(OBJECTIVE): Wherever the word "ffffff" shows up in a line, please copy that line.

## Begin

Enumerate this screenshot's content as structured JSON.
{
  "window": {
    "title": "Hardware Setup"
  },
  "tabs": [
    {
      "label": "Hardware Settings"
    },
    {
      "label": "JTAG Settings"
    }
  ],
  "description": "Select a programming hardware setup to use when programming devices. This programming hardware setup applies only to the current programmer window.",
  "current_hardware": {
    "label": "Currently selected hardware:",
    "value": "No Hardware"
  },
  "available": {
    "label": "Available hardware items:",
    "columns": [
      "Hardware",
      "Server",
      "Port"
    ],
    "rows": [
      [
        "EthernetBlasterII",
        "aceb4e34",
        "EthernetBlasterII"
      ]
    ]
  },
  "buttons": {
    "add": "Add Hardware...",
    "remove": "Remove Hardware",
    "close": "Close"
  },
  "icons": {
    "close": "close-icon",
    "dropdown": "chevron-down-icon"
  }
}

## End
## Begin

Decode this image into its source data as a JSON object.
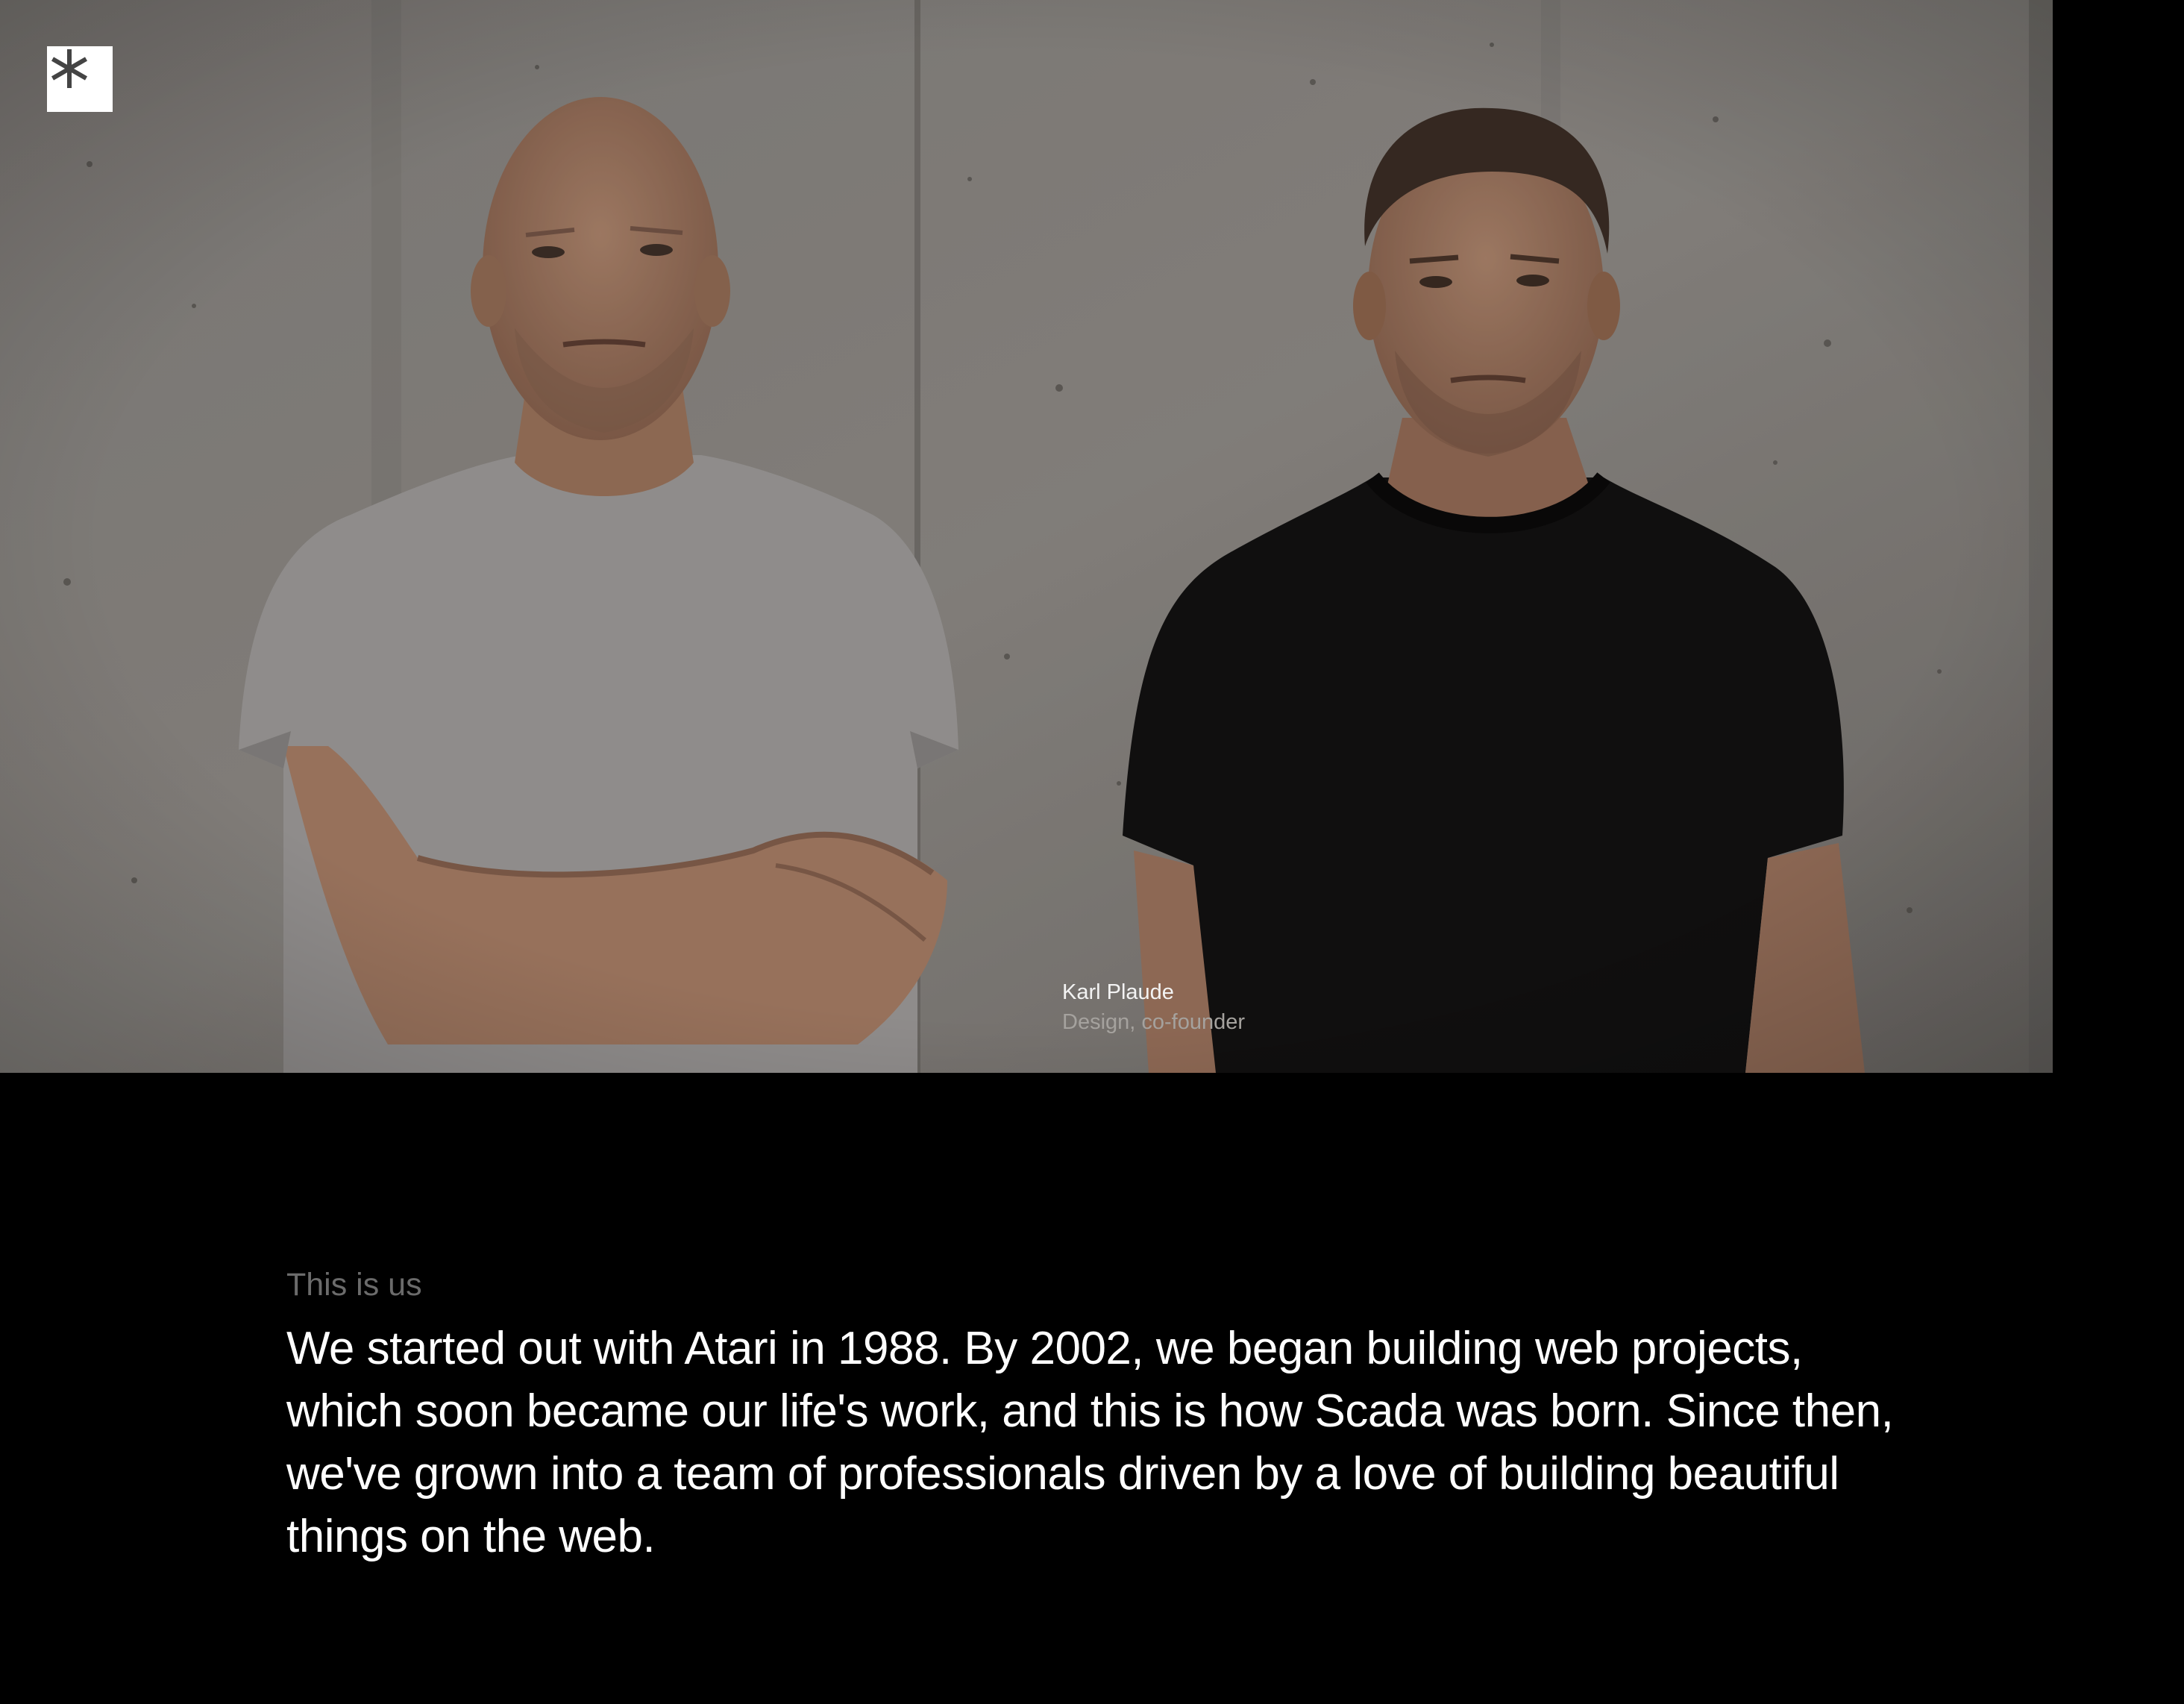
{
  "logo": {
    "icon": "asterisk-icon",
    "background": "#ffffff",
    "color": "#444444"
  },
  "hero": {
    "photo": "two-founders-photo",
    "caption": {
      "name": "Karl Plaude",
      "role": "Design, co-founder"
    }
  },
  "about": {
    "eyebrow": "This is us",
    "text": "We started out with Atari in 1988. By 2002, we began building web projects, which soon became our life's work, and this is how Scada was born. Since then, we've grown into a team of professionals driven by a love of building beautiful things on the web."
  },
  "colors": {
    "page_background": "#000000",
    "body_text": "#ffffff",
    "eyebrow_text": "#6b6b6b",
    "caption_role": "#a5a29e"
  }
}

## End

(THE SOLUTION):
    "background": "#ffffff",
    "body_text": "#ffffff",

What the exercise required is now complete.